== MATERIAL FOR THIS EXERCISE

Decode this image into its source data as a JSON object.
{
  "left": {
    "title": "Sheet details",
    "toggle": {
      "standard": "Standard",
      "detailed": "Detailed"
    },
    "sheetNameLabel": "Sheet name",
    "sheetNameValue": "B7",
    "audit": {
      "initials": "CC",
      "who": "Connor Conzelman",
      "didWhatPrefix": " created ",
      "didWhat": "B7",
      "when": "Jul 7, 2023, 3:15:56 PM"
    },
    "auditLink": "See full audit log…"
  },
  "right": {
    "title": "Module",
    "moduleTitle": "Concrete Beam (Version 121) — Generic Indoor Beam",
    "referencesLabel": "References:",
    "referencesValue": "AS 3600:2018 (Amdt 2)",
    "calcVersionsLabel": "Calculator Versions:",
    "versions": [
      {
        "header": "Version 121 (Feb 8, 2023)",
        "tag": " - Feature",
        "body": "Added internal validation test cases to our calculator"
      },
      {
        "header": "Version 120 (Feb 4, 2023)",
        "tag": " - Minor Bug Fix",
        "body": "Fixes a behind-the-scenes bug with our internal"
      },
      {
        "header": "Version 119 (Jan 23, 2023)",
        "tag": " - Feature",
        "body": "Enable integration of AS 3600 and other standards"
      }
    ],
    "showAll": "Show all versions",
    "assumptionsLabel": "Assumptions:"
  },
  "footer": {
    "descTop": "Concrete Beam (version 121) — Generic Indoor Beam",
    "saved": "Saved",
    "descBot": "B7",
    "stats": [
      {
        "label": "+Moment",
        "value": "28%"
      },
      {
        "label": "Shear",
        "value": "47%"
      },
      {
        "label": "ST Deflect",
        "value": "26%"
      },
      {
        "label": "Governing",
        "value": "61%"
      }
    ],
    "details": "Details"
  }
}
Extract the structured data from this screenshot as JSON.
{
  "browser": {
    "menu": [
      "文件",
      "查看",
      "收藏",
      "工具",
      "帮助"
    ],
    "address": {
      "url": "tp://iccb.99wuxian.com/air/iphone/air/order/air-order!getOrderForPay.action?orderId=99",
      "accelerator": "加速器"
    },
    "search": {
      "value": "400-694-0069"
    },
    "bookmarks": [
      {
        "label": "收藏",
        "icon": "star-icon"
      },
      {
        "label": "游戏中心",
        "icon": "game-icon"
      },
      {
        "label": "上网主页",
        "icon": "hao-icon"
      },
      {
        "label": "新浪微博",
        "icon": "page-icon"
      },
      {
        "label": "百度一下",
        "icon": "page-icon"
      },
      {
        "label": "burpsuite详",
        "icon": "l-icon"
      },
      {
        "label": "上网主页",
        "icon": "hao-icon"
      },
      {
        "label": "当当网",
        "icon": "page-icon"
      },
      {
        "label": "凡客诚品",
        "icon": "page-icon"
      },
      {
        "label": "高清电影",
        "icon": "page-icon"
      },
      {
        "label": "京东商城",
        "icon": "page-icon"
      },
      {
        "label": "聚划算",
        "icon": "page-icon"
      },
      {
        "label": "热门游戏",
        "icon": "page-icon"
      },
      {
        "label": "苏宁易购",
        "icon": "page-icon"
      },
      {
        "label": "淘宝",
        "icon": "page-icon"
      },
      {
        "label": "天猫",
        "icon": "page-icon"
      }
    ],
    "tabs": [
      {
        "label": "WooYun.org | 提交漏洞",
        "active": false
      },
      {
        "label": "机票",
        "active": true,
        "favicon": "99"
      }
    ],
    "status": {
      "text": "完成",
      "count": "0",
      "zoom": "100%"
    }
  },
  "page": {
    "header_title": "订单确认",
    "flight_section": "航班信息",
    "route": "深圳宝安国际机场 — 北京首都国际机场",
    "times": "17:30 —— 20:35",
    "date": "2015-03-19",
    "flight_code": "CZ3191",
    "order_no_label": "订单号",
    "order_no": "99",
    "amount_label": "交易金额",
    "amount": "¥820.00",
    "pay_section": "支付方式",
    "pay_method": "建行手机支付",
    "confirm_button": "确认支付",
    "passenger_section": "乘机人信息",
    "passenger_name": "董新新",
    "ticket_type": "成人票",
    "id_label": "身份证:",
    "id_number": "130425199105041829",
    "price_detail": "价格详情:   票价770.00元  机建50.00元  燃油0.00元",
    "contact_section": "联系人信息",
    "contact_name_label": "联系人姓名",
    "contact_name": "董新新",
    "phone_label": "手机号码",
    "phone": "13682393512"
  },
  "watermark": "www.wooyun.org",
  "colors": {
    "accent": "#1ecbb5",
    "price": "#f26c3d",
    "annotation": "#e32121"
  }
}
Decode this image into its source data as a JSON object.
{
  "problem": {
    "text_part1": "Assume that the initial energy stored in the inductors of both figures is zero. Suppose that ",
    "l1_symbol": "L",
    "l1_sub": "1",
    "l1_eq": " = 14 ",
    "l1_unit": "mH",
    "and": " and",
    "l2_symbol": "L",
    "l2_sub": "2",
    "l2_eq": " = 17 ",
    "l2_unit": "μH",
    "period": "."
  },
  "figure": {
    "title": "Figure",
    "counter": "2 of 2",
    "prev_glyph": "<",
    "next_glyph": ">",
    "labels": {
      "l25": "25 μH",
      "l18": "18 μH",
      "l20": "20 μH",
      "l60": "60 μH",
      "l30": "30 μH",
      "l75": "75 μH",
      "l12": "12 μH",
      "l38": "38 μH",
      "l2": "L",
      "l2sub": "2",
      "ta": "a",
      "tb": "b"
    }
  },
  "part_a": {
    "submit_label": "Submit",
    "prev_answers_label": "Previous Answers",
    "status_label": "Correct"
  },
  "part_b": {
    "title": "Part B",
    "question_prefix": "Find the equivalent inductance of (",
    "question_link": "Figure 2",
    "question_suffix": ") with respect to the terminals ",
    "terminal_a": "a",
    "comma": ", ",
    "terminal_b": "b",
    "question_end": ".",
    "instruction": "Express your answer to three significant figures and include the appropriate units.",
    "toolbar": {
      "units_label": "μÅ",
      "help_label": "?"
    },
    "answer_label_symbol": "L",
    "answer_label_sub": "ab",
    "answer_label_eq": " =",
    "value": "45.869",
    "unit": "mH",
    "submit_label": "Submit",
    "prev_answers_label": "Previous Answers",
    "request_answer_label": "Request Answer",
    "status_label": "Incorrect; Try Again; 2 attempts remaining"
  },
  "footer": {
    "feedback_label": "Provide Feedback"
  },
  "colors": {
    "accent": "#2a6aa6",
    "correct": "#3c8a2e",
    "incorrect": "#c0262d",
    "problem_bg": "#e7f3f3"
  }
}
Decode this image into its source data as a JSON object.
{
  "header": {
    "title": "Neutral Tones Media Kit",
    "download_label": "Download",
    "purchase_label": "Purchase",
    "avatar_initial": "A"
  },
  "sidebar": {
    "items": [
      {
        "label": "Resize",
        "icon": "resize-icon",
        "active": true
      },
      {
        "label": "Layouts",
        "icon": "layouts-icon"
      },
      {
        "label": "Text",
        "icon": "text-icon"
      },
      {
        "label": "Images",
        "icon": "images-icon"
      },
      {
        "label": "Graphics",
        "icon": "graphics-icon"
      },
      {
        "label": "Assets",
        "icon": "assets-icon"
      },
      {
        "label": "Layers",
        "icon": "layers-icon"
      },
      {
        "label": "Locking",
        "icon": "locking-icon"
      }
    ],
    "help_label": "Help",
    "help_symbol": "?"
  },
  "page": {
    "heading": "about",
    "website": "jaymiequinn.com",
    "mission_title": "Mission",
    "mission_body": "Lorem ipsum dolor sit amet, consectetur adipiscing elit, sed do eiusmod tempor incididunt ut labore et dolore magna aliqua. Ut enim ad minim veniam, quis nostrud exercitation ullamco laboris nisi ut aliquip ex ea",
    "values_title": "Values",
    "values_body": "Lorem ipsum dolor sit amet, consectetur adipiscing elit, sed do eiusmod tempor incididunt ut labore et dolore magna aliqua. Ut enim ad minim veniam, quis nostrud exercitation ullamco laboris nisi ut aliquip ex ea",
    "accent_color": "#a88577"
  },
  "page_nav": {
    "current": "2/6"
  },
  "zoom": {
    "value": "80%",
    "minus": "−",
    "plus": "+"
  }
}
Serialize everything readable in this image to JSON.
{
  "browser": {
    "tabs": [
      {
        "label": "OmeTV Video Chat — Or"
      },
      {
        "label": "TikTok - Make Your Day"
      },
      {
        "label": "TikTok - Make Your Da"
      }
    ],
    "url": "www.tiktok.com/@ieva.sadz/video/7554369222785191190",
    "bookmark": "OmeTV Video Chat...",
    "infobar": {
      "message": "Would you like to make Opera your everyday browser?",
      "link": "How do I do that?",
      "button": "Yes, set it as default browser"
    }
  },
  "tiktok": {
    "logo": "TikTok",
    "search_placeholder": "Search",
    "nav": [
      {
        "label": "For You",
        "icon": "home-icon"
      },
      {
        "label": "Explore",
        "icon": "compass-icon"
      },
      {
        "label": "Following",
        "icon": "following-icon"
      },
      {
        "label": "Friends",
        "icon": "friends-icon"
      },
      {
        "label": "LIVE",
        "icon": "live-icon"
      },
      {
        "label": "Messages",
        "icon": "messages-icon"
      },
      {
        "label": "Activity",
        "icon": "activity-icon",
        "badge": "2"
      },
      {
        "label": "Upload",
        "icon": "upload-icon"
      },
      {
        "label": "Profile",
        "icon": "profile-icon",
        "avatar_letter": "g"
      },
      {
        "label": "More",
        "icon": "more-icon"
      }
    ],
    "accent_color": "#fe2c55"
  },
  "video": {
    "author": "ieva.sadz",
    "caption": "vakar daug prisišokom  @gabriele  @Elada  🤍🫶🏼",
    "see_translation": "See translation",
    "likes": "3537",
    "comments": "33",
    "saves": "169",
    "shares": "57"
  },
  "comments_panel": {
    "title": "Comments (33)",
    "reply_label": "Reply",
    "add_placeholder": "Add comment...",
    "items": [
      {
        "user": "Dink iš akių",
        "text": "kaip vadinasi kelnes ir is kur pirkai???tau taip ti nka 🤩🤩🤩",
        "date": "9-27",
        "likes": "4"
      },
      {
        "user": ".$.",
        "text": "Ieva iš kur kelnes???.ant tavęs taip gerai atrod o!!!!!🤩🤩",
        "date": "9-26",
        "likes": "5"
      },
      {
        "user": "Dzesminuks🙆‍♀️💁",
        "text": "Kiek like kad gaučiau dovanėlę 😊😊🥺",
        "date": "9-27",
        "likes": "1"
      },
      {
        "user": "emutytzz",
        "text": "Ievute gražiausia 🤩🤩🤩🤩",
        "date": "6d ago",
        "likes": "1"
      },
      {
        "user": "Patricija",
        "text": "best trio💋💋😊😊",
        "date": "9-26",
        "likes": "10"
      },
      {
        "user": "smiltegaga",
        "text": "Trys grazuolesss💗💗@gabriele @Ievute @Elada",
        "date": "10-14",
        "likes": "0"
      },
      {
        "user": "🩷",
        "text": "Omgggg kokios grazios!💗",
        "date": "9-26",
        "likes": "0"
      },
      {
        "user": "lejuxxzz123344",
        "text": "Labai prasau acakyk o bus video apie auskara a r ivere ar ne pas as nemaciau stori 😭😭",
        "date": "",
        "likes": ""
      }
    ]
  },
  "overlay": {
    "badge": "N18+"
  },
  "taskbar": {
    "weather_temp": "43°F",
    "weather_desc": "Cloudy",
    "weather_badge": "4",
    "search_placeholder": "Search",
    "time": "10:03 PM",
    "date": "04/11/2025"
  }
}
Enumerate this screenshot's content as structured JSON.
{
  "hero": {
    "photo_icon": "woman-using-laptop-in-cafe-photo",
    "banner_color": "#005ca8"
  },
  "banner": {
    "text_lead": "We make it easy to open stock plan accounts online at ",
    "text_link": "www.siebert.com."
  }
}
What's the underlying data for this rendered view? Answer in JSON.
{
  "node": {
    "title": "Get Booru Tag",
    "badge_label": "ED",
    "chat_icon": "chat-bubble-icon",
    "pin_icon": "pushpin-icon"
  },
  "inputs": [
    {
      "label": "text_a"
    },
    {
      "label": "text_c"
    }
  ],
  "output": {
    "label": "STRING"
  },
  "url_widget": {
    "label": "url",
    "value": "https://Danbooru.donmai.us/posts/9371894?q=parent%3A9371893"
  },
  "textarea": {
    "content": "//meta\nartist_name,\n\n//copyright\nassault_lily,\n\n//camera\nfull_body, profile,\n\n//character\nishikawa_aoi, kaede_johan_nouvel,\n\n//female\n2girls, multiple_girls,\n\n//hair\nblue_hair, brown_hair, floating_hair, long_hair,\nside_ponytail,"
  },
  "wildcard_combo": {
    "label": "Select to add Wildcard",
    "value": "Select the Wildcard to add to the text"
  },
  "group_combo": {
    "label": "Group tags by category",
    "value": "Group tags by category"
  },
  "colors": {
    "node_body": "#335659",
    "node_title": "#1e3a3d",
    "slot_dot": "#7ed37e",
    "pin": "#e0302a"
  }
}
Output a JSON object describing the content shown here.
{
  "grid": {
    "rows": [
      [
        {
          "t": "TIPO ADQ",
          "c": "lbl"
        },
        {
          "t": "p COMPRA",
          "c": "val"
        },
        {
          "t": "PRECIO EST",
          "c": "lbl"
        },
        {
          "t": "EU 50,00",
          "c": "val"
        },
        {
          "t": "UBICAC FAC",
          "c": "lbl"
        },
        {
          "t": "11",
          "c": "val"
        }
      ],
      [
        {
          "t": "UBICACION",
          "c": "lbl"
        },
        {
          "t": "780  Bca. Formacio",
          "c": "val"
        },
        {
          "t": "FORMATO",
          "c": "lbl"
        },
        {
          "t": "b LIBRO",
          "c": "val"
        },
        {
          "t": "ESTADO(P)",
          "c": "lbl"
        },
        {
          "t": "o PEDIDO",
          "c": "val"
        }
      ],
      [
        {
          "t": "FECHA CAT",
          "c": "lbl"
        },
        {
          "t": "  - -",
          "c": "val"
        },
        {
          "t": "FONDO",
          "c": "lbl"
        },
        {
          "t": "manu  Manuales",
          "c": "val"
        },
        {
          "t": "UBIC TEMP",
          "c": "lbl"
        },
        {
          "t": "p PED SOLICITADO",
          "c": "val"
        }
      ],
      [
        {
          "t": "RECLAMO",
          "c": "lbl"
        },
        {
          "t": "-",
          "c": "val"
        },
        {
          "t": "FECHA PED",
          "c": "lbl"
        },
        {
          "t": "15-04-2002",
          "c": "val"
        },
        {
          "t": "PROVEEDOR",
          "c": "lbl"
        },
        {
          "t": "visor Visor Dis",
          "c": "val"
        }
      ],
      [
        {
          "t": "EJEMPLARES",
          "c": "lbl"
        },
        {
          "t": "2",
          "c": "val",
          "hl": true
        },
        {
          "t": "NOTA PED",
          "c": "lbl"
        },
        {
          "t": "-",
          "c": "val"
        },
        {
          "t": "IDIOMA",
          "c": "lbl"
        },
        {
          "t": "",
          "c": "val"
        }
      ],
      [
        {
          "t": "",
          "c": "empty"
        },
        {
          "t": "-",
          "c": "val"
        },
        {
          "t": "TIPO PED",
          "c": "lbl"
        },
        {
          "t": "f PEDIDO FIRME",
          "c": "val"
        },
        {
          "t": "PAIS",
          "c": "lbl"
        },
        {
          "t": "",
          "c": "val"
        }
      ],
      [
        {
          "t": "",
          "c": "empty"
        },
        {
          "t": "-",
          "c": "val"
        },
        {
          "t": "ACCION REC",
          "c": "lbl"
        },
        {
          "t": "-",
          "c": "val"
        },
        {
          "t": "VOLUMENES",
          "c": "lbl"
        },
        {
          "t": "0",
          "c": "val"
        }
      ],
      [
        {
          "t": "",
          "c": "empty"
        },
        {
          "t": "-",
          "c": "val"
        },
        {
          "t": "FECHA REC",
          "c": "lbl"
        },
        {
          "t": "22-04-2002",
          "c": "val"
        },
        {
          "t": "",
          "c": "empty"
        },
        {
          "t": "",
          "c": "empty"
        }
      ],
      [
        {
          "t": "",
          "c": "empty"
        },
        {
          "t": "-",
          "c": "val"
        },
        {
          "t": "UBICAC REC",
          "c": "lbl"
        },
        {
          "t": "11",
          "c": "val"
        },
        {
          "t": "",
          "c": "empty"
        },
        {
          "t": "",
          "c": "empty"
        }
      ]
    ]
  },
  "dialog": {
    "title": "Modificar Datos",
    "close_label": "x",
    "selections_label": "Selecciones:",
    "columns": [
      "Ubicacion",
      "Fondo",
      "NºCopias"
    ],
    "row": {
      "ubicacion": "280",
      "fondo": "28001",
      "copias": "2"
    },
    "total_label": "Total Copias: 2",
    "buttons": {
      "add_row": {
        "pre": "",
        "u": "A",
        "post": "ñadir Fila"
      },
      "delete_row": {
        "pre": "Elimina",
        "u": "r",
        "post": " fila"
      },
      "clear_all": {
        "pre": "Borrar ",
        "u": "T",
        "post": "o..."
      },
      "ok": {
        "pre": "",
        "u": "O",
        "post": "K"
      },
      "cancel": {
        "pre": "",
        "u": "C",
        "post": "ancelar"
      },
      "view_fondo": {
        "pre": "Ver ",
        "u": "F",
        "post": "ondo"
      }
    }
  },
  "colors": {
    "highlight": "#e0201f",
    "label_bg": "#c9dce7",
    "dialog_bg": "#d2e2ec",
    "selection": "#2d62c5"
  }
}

====

REQUIREMENT:
Identify the lines that contain the string "ipsum", and copy every one of them.

OUTPUT OF THE EXERCISE:
    "mission_body": "Lorem ipsum dolor sit amet, consectetur adipiscing elit, sed do eiusmod tempor incididunt ut labore et dolore magna aliqua. Ut enim ad minim veniam, quis nostrud exercitation ullamco laboris nisi ut aliquip ex ea",
    "values_body": "Lorem ipsum dolor sit amet, consectetur adipiscing elit, sed do eiusmod tempor incididunt ut labore et dolore magna aliqua. Ut enim ad minim veniam, quis nostrud exercitation ullamco laboris nisi ut aliquip ex ea",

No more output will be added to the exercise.